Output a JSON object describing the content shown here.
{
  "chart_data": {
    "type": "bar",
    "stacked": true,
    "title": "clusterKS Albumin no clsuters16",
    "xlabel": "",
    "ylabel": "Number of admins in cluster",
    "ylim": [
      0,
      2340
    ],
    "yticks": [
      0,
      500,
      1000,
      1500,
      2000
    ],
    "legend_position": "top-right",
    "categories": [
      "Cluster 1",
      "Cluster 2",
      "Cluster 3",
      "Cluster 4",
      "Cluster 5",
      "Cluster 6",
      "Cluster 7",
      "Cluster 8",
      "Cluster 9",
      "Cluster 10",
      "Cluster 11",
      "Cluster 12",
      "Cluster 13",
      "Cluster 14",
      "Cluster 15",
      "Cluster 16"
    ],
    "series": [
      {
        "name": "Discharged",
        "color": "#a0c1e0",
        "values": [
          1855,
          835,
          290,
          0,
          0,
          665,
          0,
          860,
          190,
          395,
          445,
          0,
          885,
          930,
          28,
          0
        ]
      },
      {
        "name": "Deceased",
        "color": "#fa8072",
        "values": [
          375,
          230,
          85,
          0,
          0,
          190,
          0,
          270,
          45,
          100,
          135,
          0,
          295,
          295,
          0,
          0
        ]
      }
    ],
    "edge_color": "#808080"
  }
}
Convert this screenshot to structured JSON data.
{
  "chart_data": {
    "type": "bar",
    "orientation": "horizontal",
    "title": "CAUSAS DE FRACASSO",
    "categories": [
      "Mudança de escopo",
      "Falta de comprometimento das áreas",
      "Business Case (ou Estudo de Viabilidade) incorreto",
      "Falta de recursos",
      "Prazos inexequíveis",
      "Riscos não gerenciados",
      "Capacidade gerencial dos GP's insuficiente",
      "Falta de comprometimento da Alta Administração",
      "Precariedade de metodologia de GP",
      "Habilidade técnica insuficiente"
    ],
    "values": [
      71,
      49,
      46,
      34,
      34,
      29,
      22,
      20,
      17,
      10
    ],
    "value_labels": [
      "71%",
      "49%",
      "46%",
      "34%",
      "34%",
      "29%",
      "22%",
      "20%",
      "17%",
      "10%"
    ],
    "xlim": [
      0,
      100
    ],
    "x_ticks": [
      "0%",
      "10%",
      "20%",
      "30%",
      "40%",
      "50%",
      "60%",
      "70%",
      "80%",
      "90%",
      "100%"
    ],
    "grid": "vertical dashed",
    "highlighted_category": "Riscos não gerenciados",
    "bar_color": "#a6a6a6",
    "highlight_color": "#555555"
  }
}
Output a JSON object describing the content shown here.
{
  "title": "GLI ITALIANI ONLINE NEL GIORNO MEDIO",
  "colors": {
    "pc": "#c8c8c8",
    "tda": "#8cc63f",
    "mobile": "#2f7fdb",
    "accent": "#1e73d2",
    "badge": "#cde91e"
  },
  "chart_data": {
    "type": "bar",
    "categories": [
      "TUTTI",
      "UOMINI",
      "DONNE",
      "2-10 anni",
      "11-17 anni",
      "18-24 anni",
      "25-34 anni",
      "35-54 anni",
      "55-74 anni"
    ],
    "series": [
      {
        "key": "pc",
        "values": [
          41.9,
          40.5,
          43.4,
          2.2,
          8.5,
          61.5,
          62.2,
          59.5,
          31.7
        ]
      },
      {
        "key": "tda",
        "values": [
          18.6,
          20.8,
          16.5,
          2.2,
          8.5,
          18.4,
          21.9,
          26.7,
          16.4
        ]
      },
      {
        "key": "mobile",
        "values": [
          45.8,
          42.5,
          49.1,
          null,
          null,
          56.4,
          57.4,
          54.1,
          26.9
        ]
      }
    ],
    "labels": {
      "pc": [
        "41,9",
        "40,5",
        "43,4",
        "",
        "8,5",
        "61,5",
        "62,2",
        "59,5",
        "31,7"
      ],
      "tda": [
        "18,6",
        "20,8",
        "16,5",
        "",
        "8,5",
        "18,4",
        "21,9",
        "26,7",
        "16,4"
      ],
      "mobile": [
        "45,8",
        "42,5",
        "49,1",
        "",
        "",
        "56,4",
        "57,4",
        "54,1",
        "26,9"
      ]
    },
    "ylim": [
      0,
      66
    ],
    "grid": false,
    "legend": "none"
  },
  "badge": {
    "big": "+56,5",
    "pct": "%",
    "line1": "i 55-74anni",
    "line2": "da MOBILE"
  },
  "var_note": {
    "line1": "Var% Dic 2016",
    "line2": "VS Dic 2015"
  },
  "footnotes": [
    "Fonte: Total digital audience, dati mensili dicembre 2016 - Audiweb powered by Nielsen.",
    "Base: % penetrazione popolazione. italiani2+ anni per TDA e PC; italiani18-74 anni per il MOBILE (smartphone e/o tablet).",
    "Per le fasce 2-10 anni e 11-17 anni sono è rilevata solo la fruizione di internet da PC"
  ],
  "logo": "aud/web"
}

#####

§ **Task brief**: Display every line of the listing that contains the string "Riscos".

§ **Written solution**:
      "Riscos não gerenciados",
    "highlighted_category": "Riscos não gerenciados",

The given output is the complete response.